Excerpts from a transcription dataset
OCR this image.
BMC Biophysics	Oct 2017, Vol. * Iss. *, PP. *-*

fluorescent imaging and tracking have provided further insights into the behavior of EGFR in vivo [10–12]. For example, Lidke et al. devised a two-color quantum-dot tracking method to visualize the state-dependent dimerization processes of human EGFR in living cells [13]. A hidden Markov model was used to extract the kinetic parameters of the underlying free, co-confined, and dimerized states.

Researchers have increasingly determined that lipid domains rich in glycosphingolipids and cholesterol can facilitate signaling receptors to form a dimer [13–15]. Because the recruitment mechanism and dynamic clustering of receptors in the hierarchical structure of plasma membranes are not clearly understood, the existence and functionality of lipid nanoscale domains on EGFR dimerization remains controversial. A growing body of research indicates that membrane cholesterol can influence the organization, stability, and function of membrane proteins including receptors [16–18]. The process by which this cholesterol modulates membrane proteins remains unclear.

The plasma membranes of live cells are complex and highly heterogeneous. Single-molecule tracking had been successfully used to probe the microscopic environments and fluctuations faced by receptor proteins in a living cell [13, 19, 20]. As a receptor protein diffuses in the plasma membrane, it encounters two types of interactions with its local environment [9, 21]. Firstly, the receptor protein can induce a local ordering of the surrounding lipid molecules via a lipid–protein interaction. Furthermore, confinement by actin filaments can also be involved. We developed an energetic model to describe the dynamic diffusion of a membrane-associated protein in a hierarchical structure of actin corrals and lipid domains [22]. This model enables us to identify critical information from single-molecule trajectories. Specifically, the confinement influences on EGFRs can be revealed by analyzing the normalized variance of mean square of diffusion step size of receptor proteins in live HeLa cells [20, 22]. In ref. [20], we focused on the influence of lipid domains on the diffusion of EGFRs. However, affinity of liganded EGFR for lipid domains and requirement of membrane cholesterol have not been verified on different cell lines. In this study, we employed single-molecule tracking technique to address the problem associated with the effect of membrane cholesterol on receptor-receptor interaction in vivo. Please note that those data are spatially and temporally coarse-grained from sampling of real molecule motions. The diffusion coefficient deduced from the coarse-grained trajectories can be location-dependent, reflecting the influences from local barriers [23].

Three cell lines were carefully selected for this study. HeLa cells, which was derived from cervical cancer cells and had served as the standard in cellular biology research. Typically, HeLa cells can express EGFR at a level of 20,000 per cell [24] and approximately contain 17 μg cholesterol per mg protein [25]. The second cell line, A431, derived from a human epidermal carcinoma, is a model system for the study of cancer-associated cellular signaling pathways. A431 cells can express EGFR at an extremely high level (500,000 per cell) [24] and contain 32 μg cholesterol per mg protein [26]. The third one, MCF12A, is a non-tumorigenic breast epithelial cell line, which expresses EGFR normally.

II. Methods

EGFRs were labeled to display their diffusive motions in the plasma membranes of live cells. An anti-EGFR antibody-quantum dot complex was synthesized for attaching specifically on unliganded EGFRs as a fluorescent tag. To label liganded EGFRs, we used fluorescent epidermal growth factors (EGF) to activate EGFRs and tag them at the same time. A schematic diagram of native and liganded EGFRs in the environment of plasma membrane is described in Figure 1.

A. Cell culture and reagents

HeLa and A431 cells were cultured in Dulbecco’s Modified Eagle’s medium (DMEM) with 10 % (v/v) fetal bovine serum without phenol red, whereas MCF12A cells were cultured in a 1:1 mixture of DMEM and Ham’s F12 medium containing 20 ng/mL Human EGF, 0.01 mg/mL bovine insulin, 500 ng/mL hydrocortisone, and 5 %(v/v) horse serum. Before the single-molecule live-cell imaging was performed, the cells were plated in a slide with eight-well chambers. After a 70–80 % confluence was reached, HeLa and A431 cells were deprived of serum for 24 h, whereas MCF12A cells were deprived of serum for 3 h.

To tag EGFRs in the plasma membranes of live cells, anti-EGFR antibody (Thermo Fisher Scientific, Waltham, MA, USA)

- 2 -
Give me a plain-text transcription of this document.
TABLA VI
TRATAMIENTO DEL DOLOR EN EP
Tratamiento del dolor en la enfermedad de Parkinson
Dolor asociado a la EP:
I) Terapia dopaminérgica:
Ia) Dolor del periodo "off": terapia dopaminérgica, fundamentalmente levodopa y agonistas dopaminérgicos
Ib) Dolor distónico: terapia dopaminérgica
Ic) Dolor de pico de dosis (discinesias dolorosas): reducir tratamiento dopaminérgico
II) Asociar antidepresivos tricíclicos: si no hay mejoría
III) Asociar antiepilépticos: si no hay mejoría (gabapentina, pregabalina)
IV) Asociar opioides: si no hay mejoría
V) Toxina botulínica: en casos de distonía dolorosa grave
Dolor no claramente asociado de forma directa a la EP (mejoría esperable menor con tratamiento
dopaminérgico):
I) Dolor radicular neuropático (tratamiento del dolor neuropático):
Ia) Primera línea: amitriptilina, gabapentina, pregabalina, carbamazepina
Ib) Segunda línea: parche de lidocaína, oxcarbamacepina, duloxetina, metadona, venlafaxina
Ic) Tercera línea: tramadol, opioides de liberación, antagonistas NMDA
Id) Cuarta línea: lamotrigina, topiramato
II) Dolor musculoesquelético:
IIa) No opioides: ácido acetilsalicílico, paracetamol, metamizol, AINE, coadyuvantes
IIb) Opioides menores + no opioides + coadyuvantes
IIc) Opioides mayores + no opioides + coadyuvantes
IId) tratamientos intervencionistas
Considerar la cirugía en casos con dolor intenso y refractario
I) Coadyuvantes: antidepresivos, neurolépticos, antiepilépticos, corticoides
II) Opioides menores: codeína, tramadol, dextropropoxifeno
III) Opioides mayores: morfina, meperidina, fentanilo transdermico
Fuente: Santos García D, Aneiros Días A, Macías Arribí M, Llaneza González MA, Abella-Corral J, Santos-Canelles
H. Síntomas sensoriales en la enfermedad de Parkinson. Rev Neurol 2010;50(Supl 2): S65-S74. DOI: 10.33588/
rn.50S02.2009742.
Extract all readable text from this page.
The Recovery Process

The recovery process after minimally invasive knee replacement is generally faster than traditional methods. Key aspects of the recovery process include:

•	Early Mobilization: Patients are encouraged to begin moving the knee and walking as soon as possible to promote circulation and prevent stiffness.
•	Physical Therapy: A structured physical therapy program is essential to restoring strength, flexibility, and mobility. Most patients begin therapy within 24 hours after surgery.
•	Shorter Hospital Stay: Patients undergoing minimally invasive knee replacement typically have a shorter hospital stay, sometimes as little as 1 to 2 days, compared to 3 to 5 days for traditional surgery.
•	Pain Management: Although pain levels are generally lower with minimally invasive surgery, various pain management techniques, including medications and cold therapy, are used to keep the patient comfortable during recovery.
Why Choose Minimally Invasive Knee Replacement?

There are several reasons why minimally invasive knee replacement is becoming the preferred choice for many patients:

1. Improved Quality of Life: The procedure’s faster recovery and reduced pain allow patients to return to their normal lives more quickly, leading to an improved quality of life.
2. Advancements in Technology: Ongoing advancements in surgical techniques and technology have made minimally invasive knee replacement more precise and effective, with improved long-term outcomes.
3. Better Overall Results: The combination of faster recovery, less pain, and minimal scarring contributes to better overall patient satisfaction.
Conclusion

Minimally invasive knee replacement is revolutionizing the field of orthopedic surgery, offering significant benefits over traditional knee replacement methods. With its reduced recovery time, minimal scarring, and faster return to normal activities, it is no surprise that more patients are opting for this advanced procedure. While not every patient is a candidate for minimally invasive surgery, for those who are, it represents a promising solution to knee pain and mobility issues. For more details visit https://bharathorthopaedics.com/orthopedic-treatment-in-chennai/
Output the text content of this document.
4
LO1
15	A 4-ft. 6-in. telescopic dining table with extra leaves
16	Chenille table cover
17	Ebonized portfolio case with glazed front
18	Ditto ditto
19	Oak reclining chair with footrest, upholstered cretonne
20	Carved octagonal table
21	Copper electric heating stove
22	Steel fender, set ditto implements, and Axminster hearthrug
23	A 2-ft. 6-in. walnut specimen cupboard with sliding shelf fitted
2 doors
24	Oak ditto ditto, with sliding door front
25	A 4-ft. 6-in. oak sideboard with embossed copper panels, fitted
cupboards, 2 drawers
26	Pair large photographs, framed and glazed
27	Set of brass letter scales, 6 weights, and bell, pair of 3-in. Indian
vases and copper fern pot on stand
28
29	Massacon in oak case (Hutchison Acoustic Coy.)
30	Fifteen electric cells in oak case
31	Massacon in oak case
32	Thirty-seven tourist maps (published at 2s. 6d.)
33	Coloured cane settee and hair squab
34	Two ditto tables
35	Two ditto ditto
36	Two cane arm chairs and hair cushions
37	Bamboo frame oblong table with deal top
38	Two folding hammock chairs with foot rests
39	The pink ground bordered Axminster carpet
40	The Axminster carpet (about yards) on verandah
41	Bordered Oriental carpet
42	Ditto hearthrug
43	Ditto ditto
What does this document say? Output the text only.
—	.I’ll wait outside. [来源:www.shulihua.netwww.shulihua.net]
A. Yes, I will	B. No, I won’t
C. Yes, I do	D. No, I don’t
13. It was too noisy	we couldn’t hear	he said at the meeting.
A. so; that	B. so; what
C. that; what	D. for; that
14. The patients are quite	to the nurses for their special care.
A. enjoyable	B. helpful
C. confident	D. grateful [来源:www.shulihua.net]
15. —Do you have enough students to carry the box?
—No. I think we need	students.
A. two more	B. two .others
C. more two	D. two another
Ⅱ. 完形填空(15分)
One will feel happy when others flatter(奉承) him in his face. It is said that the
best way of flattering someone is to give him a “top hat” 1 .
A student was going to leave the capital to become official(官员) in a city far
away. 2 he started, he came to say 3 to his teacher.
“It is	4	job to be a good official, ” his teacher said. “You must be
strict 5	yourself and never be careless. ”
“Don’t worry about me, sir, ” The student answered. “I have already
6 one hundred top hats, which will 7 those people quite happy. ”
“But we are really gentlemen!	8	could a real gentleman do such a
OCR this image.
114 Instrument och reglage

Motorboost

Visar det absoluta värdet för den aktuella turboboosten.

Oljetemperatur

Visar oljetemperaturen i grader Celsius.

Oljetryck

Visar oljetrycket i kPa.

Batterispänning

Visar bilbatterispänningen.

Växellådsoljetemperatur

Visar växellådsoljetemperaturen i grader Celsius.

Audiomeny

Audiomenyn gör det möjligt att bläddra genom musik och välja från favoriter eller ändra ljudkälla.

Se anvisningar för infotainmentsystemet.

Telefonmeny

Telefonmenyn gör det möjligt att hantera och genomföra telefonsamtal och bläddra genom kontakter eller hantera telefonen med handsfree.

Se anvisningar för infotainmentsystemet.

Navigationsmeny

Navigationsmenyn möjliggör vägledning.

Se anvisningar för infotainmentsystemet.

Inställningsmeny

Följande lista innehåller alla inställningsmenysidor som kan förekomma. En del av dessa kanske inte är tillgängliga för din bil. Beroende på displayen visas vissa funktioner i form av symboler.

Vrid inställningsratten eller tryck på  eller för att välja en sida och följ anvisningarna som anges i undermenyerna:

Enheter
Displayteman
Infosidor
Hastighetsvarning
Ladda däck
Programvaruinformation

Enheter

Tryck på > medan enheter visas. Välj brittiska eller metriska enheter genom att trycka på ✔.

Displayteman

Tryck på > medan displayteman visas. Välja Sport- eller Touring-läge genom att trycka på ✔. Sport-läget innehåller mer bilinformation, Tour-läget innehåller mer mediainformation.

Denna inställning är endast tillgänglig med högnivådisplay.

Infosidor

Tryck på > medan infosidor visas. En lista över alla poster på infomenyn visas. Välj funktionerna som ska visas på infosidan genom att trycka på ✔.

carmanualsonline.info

**DIRECTIONS FOR THIS TASK:** Gather up, from the records above, each line where the word "carpet" appears.

**WRITTEN RESPONSE:**
39	The pink ground bordered Axminster carpet
40	The Axminster carpet (about yards) on verandah
41	Bordered Oriental carpet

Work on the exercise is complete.